** Start of ENTRIES **

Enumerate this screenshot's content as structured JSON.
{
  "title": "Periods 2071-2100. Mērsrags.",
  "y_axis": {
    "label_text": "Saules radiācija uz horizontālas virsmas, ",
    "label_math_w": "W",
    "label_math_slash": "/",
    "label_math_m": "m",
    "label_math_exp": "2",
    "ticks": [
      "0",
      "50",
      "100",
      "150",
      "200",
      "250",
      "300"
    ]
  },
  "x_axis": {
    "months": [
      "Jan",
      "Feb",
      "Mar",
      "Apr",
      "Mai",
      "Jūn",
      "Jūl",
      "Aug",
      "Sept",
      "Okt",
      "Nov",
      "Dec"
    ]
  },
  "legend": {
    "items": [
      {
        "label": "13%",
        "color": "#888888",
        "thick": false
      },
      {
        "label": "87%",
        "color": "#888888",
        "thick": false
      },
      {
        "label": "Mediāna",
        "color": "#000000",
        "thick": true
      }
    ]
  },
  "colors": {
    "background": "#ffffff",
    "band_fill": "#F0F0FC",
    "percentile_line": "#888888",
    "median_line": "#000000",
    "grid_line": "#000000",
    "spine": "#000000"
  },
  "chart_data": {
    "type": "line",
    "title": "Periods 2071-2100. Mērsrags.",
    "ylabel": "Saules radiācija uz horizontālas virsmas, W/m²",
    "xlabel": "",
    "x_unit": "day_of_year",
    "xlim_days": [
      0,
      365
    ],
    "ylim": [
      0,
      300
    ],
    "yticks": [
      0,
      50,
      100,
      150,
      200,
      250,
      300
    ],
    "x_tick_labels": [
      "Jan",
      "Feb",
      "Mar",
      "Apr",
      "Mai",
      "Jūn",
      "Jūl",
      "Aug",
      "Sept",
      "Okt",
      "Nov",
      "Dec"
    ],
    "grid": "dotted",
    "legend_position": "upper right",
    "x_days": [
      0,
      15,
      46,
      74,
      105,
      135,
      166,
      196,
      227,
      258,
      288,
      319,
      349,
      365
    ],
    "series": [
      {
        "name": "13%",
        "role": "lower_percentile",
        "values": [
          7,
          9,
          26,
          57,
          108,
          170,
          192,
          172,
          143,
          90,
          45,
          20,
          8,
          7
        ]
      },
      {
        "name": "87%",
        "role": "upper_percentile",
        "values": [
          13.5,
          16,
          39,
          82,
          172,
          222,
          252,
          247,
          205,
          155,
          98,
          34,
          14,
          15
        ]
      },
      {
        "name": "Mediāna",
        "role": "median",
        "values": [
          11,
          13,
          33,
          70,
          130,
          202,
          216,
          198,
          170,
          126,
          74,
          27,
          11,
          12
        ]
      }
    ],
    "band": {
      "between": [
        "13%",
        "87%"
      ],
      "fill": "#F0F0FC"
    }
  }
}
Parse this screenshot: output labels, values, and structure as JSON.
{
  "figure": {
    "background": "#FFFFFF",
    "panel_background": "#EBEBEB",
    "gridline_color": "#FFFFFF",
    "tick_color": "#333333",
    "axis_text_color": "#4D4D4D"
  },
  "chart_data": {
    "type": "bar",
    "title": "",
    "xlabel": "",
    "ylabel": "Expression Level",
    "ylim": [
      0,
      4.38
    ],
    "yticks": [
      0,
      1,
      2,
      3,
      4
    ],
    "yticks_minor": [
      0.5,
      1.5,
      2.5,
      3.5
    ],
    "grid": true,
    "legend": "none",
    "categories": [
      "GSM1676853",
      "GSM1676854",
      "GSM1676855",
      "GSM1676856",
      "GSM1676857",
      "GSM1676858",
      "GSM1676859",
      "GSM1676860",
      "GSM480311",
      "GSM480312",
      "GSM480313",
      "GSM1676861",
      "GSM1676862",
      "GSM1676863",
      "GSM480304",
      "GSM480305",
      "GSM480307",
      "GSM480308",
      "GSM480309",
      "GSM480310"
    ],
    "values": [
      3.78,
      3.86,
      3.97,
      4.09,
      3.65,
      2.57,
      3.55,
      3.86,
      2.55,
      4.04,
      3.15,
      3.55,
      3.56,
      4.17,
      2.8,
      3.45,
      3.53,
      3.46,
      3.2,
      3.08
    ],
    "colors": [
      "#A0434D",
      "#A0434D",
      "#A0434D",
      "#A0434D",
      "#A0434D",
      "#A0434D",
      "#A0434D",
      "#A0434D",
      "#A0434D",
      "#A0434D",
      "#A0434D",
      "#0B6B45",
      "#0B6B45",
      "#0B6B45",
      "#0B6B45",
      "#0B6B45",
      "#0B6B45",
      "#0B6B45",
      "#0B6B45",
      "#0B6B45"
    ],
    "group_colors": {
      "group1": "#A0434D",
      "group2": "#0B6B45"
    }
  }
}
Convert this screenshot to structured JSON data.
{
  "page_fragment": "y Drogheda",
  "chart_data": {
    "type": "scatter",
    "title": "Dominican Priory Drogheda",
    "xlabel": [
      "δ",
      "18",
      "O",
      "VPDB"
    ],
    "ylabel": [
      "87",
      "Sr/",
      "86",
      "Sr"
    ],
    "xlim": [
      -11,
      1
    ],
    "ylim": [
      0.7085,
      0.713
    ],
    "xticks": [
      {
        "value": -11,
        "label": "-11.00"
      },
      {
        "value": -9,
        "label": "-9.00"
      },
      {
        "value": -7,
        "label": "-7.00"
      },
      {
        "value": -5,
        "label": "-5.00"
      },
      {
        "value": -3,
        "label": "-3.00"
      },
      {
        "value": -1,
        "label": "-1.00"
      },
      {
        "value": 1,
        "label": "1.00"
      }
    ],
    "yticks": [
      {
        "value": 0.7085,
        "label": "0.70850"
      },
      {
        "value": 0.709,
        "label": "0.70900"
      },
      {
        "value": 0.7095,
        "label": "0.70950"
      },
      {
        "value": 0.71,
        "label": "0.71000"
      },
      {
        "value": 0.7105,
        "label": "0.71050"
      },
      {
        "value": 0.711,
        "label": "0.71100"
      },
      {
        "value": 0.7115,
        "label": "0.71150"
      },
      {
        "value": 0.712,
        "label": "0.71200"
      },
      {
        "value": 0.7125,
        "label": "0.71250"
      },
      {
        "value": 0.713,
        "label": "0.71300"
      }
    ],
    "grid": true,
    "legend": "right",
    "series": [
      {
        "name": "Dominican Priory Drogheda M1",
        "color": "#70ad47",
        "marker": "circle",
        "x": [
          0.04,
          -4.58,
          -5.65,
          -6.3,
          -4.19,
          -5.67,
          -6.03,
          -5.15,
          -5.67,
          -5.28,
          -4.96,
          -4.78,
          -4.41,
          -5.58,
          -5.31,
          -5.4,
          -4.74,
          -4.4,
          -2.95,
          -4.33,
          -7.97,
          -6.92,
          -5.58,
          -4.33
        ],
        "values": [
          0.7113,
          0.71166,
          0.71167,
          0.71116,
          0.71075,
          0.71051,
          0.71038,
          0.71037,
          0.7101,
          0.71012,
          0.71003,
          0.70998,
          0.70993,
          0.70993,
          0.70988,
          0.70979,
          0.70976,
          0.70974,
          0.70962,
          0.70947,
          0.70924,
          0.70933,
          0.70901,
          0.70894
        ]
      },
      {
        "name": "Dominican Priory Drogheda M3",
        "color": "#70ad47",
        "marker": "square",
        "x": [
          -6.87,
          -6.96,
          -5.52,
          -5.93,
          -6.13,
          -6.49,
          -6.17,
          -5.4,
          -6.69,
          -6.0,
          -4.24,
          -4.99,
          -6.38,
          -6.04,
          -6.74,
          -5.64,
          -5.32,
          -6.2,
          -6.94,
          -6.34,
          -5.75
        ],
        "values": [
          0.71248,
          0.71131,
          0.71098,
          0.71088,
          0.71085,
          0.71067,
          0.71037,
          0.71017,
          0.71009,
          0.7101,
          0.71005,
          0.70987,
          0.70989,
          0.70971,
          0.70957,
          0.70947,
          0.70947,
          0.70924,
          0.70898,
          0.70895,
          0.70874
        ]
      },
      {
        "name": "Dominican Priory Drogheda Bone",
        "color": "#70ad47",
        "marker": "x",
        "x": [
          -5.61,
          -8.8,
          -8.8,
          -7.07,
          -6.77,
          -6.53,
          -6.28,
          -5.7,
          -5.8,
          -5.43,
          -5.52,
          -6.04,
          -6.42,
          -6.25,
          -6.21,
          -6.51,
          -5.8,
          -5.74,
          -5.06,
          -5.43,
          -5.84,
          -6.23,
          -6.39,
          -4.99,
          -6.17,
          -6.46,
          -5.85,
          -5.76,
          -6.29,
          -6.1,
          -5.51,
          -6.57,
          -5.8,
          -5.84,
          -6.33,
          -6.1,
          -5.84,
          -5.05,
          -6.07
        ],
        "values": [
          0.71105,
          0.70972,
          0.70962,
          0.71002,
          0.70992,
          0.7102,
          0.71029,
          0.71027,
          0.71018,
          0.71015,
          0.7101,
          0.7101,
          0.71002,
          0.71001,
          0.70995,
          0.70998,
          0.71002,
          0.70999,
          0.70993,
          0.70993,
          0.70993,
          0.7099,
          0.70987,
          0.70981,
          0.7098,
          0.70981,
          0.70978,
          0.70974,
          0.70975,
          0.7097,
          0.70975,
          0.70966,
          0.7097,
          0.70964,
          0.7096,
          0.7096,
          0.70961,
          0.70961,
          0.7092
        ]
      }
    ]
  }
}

** End of ENTRIES **

- INSTRUCTION:
Find the lines of the material that hold the word "right" and report their count alone.

- PROBLEM SOLUTION:
2